Data rows =>
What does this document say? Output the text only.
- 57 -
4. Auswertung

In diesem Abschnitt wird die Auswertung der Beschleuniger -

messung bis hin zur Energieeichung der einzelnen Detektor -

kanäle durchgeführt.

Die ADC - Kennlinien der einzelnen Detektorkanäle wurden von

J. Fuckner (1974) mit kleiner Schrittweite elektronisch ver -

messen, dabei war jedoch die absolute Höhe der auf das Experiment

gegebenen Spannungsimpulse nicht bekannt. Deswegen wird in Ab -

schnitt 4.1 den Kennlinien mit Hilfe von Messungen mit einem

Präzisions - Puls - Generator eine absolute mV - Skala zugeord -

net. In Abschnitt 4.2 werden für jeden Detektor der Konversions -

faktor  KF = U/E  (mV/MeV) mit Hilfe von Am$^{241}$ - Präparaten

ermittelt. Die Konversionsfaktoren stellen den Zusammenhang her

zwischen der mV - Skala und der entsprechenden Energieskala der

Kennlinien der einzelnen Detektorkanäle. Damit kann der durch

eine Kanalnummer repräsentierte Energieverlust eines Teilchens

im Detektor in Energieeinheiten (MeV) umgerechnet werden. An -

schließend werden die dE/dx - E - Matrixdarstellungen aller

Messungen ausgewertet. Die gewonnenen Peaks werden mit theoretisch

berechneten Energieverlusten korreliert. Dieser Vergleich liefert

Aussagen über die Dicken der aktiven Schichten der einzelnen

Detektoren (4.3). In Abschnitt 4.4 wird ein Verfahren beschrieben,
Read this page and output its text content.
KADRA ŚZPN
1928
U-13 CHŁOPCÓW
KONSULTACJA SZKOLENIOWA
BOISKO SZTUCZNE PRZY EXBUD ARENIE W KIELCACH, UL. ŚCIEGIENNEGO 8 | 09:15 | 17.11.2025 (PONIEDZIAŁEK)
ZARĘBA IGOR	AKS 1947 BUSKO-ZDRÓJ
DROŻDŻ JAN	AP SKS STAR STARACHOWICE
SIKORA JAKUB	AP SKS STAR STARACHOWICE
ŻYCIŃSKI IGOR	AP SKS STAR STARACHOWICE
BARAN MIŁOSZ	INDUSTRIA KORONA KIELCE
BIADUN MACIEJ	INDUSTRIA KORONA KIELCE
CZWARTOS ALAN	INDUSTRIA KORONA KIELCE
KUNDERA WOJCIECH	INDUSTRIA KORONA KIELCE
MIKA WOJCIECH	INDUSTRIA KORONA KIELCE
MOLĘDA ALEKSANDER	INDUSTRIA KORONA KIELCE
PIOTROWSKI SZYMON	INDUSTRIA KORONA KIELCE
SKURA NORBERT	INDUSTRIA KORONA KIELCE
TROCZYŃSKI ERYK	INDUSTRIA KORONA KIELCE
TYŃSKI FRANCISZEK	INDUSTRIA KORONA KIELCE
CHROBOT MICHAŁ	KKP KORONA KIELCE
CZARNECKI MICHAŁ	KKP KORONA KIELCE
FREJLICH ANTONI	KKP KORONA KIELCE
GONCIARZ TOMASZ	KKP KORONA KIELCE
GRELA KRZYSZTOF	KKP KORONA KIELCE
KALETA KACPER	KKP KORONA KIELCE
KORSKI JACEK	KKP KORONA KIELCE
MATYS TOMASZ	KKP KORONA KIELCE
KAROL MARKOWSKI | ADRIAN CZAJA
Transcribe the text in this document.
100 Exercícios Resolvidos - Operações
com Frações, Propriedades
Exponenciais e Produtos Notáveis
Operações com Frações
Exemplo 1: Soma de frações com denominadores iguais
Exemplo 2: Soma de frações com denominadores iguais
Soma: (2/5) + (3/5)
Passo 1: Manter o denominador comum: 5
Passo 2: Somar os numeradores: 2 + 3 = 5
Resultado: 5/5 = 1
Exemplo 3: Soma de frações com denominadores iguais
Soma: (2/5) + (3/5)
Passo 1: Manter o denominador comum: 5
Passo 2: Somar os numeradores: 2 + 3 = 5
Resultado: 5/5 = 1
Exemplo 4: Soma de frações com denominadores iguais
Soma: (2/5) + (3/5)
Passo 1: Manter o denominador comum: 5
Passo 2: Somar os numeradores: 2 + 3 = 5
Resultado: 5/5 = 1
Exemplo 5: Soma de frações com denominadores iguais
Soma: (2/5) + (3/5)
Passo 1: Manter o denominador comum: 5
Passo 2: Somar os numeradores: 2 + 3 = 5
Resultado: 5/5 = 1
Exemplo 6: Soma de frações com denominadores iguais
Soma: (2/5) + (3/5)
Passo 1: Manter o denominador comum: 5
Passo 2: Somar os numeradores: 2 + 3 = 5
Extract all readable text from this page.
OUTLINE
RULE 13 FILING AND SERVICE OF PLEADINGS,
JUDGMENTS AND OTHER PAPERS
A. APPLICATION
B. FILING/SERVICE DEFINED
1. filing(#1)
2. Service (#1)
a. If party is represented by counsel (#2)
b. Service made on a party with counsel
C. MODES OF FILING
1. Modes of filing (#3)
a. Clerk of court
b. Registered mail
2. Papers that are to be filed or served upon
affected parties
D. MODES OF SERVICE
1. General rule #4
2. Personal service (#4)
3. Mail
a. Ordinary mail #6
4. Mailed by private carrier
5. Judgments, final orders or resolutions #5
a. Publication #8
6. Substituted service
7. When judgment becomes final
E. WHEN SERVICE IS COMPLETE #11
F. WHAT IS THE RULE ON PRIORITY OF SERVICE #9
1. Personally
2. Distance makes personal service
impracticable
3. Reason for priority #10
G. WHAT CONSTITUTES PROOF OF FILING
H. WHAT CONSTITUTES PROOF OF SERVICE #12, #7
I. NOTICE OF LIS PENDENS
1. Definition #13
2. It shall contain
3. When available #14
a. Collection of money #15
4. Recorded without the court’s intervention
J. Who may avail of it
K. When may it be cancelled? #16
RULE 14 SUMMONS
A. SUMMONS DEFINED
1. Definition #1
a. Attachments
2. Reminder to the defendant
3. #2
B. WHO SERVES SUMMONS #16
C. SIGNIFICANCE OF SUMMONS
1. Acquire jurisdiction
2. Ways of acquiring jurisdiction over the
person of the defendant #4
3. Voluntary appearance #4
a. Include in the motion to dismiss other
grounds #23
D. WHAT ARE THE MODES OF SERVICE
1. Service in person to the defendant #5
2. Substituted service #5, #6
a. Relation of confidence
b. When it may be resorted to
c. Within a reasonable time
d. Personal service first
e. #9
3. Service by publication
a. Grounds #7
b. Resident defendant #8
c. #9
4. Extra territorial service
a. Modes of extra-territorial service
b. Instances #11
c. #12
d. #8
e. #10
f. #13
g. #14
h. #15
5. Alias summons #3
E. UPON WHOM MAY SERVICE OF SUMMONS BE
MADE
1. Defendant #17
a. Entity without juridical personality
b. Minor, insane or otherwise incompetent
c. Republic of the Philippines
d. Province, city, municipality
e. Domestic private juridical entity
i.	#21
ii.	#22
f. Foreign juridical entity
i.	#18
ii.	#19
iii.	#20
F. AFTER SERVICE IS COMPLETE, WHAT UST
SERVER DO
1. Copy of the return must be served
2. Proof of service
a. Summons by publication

Aim =>
Extract every line of the records above that contains the word "CONSTITUTES".

Written answer =>
G. WHAT CONSTITUTES PROOF OF FILING
H. WHAT CONSTITUTES PROOF OF SERVICE #12, #7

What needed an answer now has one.